Provided information |
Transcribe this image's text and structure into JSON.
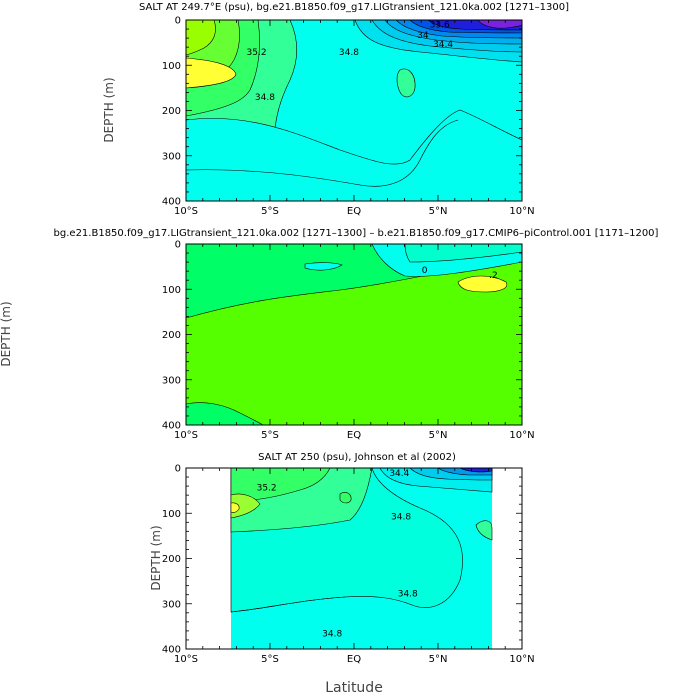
{
  "figure": {
    "xlabel": "Latitude"
  },
  "chart_data": [
    {
      "type": "contour",
      "title": "SALT AT 249.7°E (psu), bg.e21.B1850.f09_g17.LIGtransient_121.0ka.002 [1271–1300]",
      "ylabel": "DEPTH (m)",
      "x_ticks": [
        "10°S",
        "5°S",
        "EQ",
        "5°N",
        "10°N"
      ],
      "y_ticks": [
        "0",
        "100",
        "200",
        "300",
        "400"
      ],
      "xlim": [
        -10,
        10
      ],
      "ylim": [
        400,
        0
      ],
      "y_inverted": true,
      "contour_labels": [
        {
          "text": "35.2",
          "lat": -5.8,
          "depth": 75
        },
        {
          "text": "34.8",
          "lat": -0.3,
          "depth": 75
        },
        {
          "text": "34.8",
          "lat": -5.3,
          "depth": 175
        },
        {
          "text": "34.4",
          "lat": 5.3,
          "depth": 58
        },
        {
          "text": "34",
          "lat": 4.1,
          "depth": 38
        },
        {
          "text": "33.6",
          "lat": 5.1,
          "depth": 14
        }
      ],
      "colors": {
        "high": "#ffff33",
        "mid": "#33ff66",
        "base": "#00ffee",
        "low": "#1e1edc"
      }
    },
    {
      "type": "contour",
      "title": "bg.e21.B1850.f09_g17.LIGtransient_121.0ka.002 [1271–1300] – b.e21.B1850.f09_g17.CMIP6–piControl.001 [1171–1200]",
      "ylabel": "DEPTH (m)",
      "x_ticks": [
        "10°S",
        "5°S",
        "EQ",
        "5°N",
        "10°N"
      ],
      "y_ticks": [
        "0",
        "100",
        "200",
        "300",
        "400"
      ],
      "xlim": [
        -10,
        10
      ],
      "ylim": [
        400,
        0
      ],
      "y_inverted": true,
      "contour_labels": [
        {
          "text": "0",
          "lat": 4.2,
          "depth": 62
        },
        {
          "text": ".2",
          "lat": 8.3,
          "depth": 73
        }
      ],
      "colors": {
        "base": "#55ff00",
        "positive": "#ffff33",
        "negative": "#00ffee"
      }
    },
    {
      "type": "contour",
      "title": "SALT AT 250 (psu), Johnson et al (2002)",
      "ylabel": "DEPTH (m)",
      "x_ticks": [
        "10°S",
        "5°S",
        "EQ",
        "5°N",
        "10°N"
      ],
      "y_ticks": [
        "0",
        "100",
        "200",
        "300",
        "400"
      ],
      "xlim": [
        -10,
        10
      ],
      "ylim": [
        400,
        0
      ],
      "y_inverted": true,
      "data_lat_range": [
        -8,
        8
      ],
      "contour_labels": [
        {
          "text": "35.2",
          "lat": -5.2,
          "depth": 47
        },
        {
          "text": "34.4",
          "lat": 2.7,
          "depth": 15
        },
        {
          "text": "34.8",
          "lat": 2.8,
          "depth": 112
        },
        {
          "text": "34.8",
          "lat": 3.2,
          "depth": 282
        },
        {
          "text": "34.8",
          "lat": -1.3,
          "depth": 370
        }
      ],
      "colors": {
        "high": "#ffff33",
        "mid": "#33ff66",
        "base": "#00ffee",
        "low": "#1e1edc"
      }
    }
  ]
}
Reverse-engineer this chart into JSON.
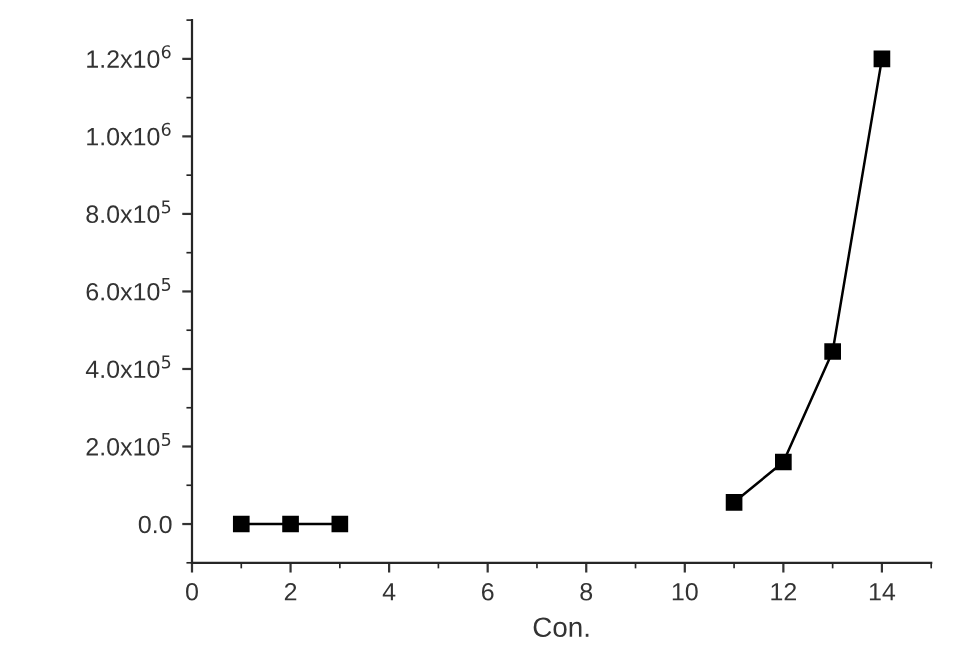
{
  "chart_data": {
    "type": "line",
    "xlabel": "Con.",
    "x": [
      1,
      2,
      3,
      4,
      5,
      6,
      7,
      8,
      9,
      10,
      11,
      12,
      13,
      14
    ],
    "series": [
      {
        "color": "#000000",
        "values": [
          0,
          0,
          0,
          null,
          null,
          null,
          null,
          null,
          null,
          null,
          56000,
          160000,
          445000,
          1200000
        ]
      }
    ],
    "marker": "square",
    "line_style": "solid",
    "grid": false,
    "legend": false,
    "xlim": [
      0,
      15
    ],
    "xticks": [
      0,
      2,
      4,
      6,
      8,
      10,
      12,
      14
    ],
    "ylim": [
      -100000,
      1300000
    ],
    "yticks": [
      {
        "value": 0,
        "label": "0.0"
      },
      {
        "value": 200000,
        "label": "2.0x10$^{5}$"
      },
      {
        "value": 400000,
        "label": "4.0x10$^{5}$"
      },
      {
        "value": 600000,
        "label": "6.0x10$^{5}$"
      },
      {
        "value": 800000,
        "label": "8.0x10$^{5}$"
      },
      {
        "value": 1000000,
        "label": "1.0x10$^{6}$"
      },
      {
        "value": 1200000,
        "label": "1.2x10$^{6}$"
      }
    ]
  }
}
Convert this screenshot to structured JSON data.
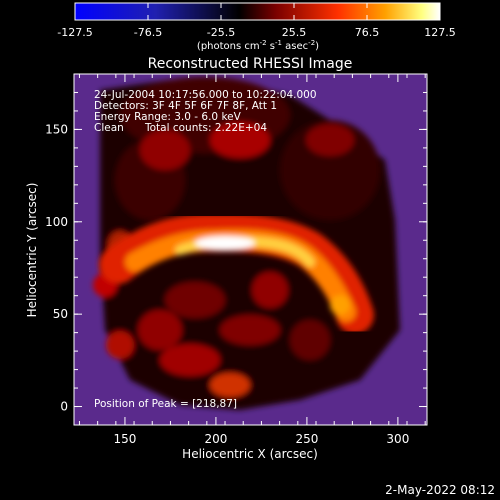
{
  "colorbar": {
    "ticks": [
      "-127.5",
      "-76.5",
      "-25.5",
      "25.5",
      "76.5",
      "127.5"
    ],
    "tick_values": [
      -127.5,
      -76.5,
      -25.5,
      25.5,
      76.5,
      127.5
    ],
    "range": [
      -127.5,
      127.5
    ],
    "unit_label": "(photons cm-2 s-1 asec-2)",
    "colors": [
      "#0000ff",
      "#2020b0",
      "#000000",
      "#7a0000",
      "#ff3000",
      "#ffa000",
      "#ffff80",
      "#ffffff"
    ]
  },
  "info": {
    "time_range": "24-Jul-2004 10:17:56.000 to 10:22:04.000",
    "detectors": "Detectors: 3F 4F 5F 6F 7F 8F, Att 1",
    "energy_range": "Energy Range: 3.0 - 6.0 keV",
    "method": "Clean",
    "total_counts": "Total counts: 2.22E+04",
    "peak": "Position of Peak = [218,87]"
  },
  "footer": {
    "timestamp": "2-May-2022 08:12"
  },
  "chart_data": {
    "type": "heatmap",
    "title": "Reconstructed RHESSI Image",
    "xlabel": "Heliocentric X (arcsec)",
    "ylabel": "Heliocentric Y (arcsec)",
    "xlim": [
      122,
      316
    ],
    "ylim": [
      -10,
      180
    ],
    "xticks": [
      150,
      200,
      250,
      300
    ],
    "yticks": [
      0,
      50,
      100,
      150
    ],
    "peak": [
      218,
      87
    ],
    "grid": false,
    "colorscale": "hot"
  }
}
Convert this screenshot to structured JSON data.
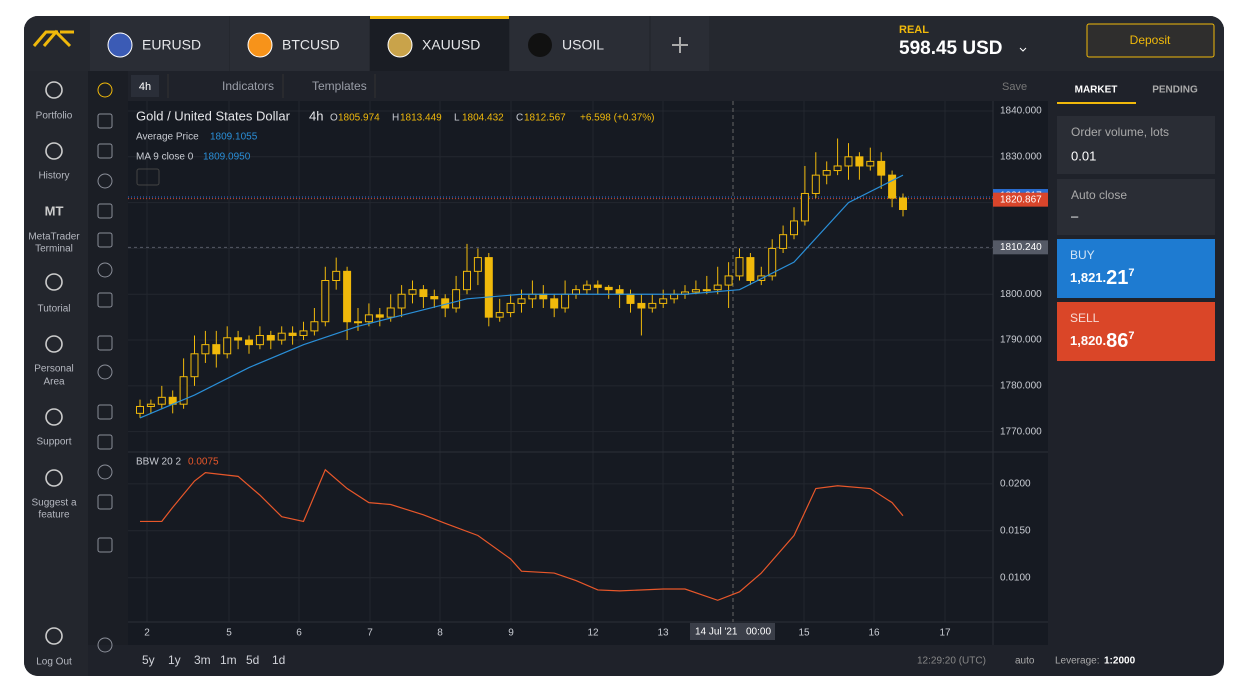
{
  "header": {
    "tabs": [
      "EURUSD",
      "BTCUSD",
      "XAUUSD",
      "USOIL"
    ],
    "account_type": "REAL",
    "balance": "598.45 USD",
    "deposit": "Deposit"
  },
  "sidebar": {
    "items": [
      "Portfolio",
      "History",
      "MT",
      "Personal",
      "Support",
      "Tutorial"
    ],
    "labels": [
      "Portfolio",
      "History",
      "MetaTrader",
      "Terminal",
      "Tutorial",
      "Personal",
      "Area",
      "Support",
      "Suggest a",
      "feature",
      "Log Out"
    ],
    "mt": "MT"
  },
  "toolbar": {
    "timeframe": "4h",
    "indicators": "Indicators",
    "templates": "Templates",
    "save": "Save"
  },
  "legend": {
    "instrument": "Gold / United States Dollar",
    "timeframe": "4h",
    "ohlc": [
      {
        "label": "O",
        "value": "1805.974"
      },
      {
        "label": "H",
        "value": "1813.449"
      },
      {
        "label": "L",
        "value": "1804.432"
      },
      {
        "label": "C",
        "value": "1812.567"
      }
    ],
    "change": "+6.598 (+0.37%)",
    "avg_label": "Average Price",
    "avg_value": "1809.1055",
    "ma_label": "MA 9 close 0",
    "ma_value": "1809.0950",
    "bbw_label": "BBW 20 2",
    "bbw_value": "0.0075"
  },
  "chart_data": [
    {
      "type": "candlestick",
      "color": "#f0b90b",
      "ylim": [
        1766,
        1840
      ],
      "yticks": [
        {
          "value": 1840,
          "label": "1840.000"
        },
        {
          "value": 1830,
          "label": "1830.000"
        },
        {
          "value": 1820,
          "label": "1820.000"
        },
        {
          "value": 1810,
          "label": "1810.000"
        },
        {
          "value": 1800,
          "label": "1800.000"
        },
        {
          "value": 1790,
          "label": "1790.000"
        },
        {
          "value": 1780,
          "label": "1780.000"
        },
        {
          "value": 1770,
          "label": "1770.000"
        }
      ],
      "price_lines": [
        {
          "value": 1821.217,
          "label": "1821.217",
          "color": "#2a6fd6"
        },
        {
          "value": 1820.867,
          "label": "1820.867",
          "color": "#d9452b"
        },
        {
          "value": 1810.24,
          "label": "1810.240",
          "color": "#555a66"
        }
      ],
      "categories": [
        "2",
        "5",
        "6",
        "7",
        "8",
        "9",
        "12",
        "13",
        "15",
        "16",
        "17"
      ],
      "crosshair_label": "14 Jul '21",
      "crosshair_time": "00:00",
      "candles": [
        [
          1774,
          1777,
          1773,
          1775.5
        ],
        [
          1775.5,
          1777,
          1774,
          1776
        ],
        [
          1776,
          1780,
          1775,
          1777.5
        ],
        [
          1777.5,
          1779,
          1774,
          1776
        ],
        [
          1776,
          1786,
          1775,
          1782
        ],
        [
          1782,
          1791,
          1780,
          1787
        ],
        [
          1787,
          1792,
          1785,
          1789
        ],
        [
          1789,
          1792,
          1784,
          1787
        ],
        [
          1787,
          1793,
          1786,
          1790.5
        ],
        [
          1790.5,
          1792,
          1788,
          1790
        ],
        [
          1790,
          1791,
          1787,
          1789
        ],
        [
          1789,
          1793,
          1788,
          1791
        ],
        [
          1791,
          1792,
          1788,
          1790
        ],
        [
          1790,
          1793,
          1789,
          1791.5
        ],
        [
          1791.5,
          1793,
          1789,
          1791
        ],
        [
          1791,
          1794,
          1790,
          1792
        ],
        [
          1792,
          1797,
          1791,
          1794
        ],
        [
          1794,
          1806,
          1793,
          1803
        ],
        [
          1803,
          1808,
          1801,
          1805
        ],
        [
          1805,
          1806,
          1790,
          1794
        ],
        [
          1794,
          1797,
          1792,
          1794
        ],
        [
          1794,
          1798,
          1793,
          1795.5
        ],
        [
          1795.5,
          1797,
          1793,
          1795
        ],
        [
          1795,
          1800,
          1794,
          1797
        ],
        [
          1797,
          1802,
          1795,
          1800
        ],
        [
          1800,
          1803,
          1798,
          1801
        ],
        [
          1801,
          1802,
          1797,
          1799.5
        ],
        [
          1799.5,
          1801,
          1797,
          1799
        ],
        [
          1799,
          1800,
          1795,
          1797
        ],
        [
          1797,
          1804,
          1796,
          1801
        ],
        [
          1801,
          1811,
          1800,
          1805
        ],
        [
          1805,
          1810,
          1802,
          1808
        ],
        [
          1808,
          1809,
          1793,
          1795
        ],
        [
          1795,
          1799,
          1794,
          1796
        ],
        [
          1796,
          1800,
          1795,
          1798
        ],
        [
          1798,
          1801,
          1796,
          1799
        ],
        [
          1799,
          1803,
          1797,
          1800
        ],
        [
          1800,
          1802,
          1797,
          1799
        ],
        [
          1799,
          1800,
          1795,
          1797
        ],
        [
          1797,
          1803,
          1796,
          1800
        ],
        [
          1800,
          1802,
          1799,
          1801
        ],
        [
          1801,
          1803,
          1800,
          1802
        ],
        [
          1802,
          1803,
          1800,
          1801.5
        ],
        [
          1801.5,
          1802,
          1799,
          1801
        ],
        [
          1801,
          1802,
          1797,
          1800
        ],
        [
          1800,
          1801,
          1796,
          1798
        ],
        [
          1798,
          1800,
          1791,
          1797
        ],
        [
          1797,
          1800,
          1796,
          1798
        ],
        [
          1798,
          1801,
          1797,
          1799
        ],
        [
          1799,
          1801,
          1798,
          1800
        ],
        [
          1800,
          1802,
          1799,
          1800.5
        ],
        [
          1800.5,
          1803,
          1800,
          1801
        ],
        [
          1801,
          1804,
          1800,
          1801
        ],
        [
          1801,
          1806,
          1800,
          1802
        ],
        [
          1802,
          1807,
          1797,
          1804
        ],
        [
          1804,
          1810,
          1803,
          1808
        ],
        [
          1808,
          1809,
          1802,
          1803
        ],
        [
          1803,
          1806,
          1802,
          1804
        ],
        [
          1804,
          1812,
          1803,
          1810
        ],
        [
          1810,
          1815,
          1809,
          1813
        ],
        [
          1813,
          1819,
          1812,
          1816
        ],
        [
          1816,
          1828,
          1815,
          1822
        ],
        [
          1822,
          1831,
          1821,
          1826
        ],
        [
          1826,
          1829,
          1824,
          1827
        ],
        [
          1827,
          1834,
          1826,
          1828
        ],
        [
          1828,
          1833,
          1825,
          1830
        ],
        [
          1830,
          1831,
          1825,
          1828
        ],
        [
          1828,
          1832,
          1827,
          1829
        ],
        [
          1829,
          1831,
          1823,
          1826
        ],
        [
          1826,
          1827,
          1819,
          1821
        ],
        [
          1821,
          1822,
          1817,
          1818.5
        ]
      ],
      "series": [
        {
          "name": "MA 9 close 0",
          "color": "#2a8fd8",
          "x": [
            0,
            5,
            10,
            15,
            20,
            25,
            30,
            35,
            40,
            45,
            50,
            55,
            60,
            65,
            70
          ],
          "values": [
            1773,
            1778,
            1784,
            1789,
            1793,
            1796,
            1799,
            1800,
            1800,
            1800,
            1800,
            1801,
            1807,
            1820,
            1826
          ]
        }
      ]
    },
    {
      "type": "line",
      "ylim": [
        0.0055,
        0.0235
      ],
      "yticks": [
        {
          "value": 0.02,
          "label": "0.0200"
        },
        {
          "value": 0.015,
          "label": "0.0150"
        },
        {
          "value": 0.01,
          "label": "0.0100"
        }
      ],
      "series": [
        {
          "name": "BBW 20 2",
          "color": "#e8572a",
          "x": [
            0,
            2,
            3,
            5,
            6,
            9,
            11,
            13,
            15,
            17,
            19,
            21,
            23,
            26,
            28,
            31,
            34,
            35,
            38,
            40,
            42,
            44,
            48,
            50,
            53,
            55,
            57,
            60,
            62,
            64,
            67,
            69,
            70
          ],
          "values": [
            0.016,
            0.016,
            0.0175,
            0.0203,
            0.0212,
            0.0208,
            0.0188,
            0.0165,
            0.016,
            0.0215,
            0.0195,
            0.018,
            0.0178,
            0.0167,
            0.0158,
            0.0145,
            0.012,
            0.0107,
            0.0105,
            0.0097,
            0.0087,
            0.0086,
            0.0088,
            0.0088,
            0.0076,
            0.0085,
            0.0105,
            0.0145,
            0.0195,
            0.0198,
            0.0195,
            0.018,
            0.0166
          ]
        }
      ]
    }
  ],
  "ranges": [
    "5y",
    "1y",
    "3m",
    "1m",
    "5d",
    "1d"
  ],
  "footer": {
    "time": "12:29:20 (UTC)",
    "scale": "auto",
    "leverage_label": "Leverage:",
    "leverage": "1:2000"
  },
  "order_panel": {
    "tabs": [
      "MARKET",
      "PENDING"
    ],
    "volume_label": "Order volume, lots",
    "volume": "0.01",
    "auto_close_label": "Auto close",
    "auto_close": "–",
    "buy": {
      "label": "BUY",
      "main": "1,821.",
      "big": "21",
      "pip": "7"
    },
    "sell": {
      "label": "SELL",
      "main": "1,820.",
      "big": "86",
      "pip": "7"
    }
  }
}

Given task | Only lines with "arcsec" are wanted here; list each of them.

Result of the exercise |
    "xlabel": "Heliocentric X (arcsec)",
    "ylabel": "Heliocentric Y (arcsec)",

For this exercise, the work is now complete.